* **任务要求**
根据下方页面摘录,在 Priceonomics 前25名最受欢迎的文章中,有多少篇包含3个及以下的可视化图形?

* **页面摘录**
****************************************

研究上千張數據圖表后 我學到12條可視化的秘密準則(附資源)
一幅不錯的數據 可視化 圖形應具備哪些因素?每當我寫關于數據的文章(鏈接:https://venngage.com/blog/hashtags-are-worthless/)時都會捫心自問。
十一月初的一場Priceonomics數據專家們的討論,讓我學到了不少東西。會后我研究了成百上千個Priceonomics圖形和圖表,從對信貸詐騙犯的可視化、到美國瑜伽之都的可視化文章。進行深度挖掘后,我找到了12條它們的數據可視化方式優于其它的原因。
我知道,我不能私自占有所有的信息,所以我將有效數據可視化的準則進行分解,如下所示。
1. 不要堆砌過多的圖表
當撰寫以數據為話題的文章時,你的工作應該是利用可視化幫助讀者理解你的觀點。但是以大量數據開篇的文章,往往很難決定將哪些最重要的數據變成可視化圖形。很多人(也包括我)會使用過多的圖形(鏈接:https://venngage.com/beam/)。
不要讓讀者淹沒在各種可視化效果中。
既不需要可視化所有數據來敘述一個引人入勝的故事,也不需要從你的數據中獲取每一個觀點。
在撰寫數據文章時,“簡單”和“專注”應該作為撰寫原則。當我讀Priceonomics時,這是我注意到的第一件事:他們不僅讓可視化圖形簡單,并且可以保證讀者可以容易地跟著整篇文章的思路。即使粗讀文章,他們也能夠挖掘一些有趣的事實和圖表。
Priceonomics控制它們的可視化圖形數量,并且只可視化那些可以加入故事的數據點。事實上,Priceonomics每篇文章只應用了三個圖形或圖表,在前25名最受歡迎的文章中,有20篇文章包含3個及以下的可視化圖形。
并且,最受歡迎的文章總共擁有1到4個圖表、表格或者圖形。在四個可視化圖形之后,平均閱讀量急劇下滑,直至最底端。

****************************************

* **提取条目**
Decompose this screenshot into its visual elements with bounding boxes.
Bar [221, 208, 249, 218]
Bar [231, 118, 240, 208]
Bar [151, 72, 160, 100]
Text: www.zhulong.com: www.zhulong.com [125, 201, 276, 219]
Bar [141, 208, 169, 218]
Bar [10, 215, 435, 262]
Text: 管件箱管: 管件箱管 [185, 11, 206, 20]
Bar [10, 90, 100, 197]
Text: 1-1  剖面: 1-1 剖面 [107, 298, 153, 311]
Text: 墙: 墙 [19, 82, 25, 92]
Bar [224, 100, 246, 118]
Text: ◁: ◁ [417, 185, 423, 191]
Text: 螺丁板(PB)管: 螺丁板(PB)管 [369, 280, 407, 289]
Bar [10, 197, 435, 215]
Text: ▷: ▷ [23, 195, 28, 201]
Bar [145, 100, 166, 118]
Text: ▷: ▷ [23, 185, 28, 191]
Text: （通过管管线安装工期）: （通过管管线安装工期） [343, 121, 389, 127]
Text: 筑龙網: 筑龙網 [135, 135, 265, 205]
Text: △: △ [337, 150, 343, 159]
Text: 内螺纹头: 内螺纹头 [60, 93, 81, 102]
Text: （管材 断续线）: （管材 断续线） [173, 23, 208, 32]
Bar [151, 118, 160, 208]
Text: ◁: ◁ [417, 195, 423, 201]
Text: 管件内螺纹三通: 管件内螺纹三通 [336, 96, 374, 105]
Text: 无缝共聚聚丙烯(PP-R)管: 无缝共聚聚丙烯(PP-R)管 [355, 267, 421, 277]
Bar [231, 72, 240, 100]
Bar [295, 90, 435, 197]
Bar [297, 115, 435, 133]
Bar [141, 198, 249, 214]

****************************************

* **任务结果**
20篇。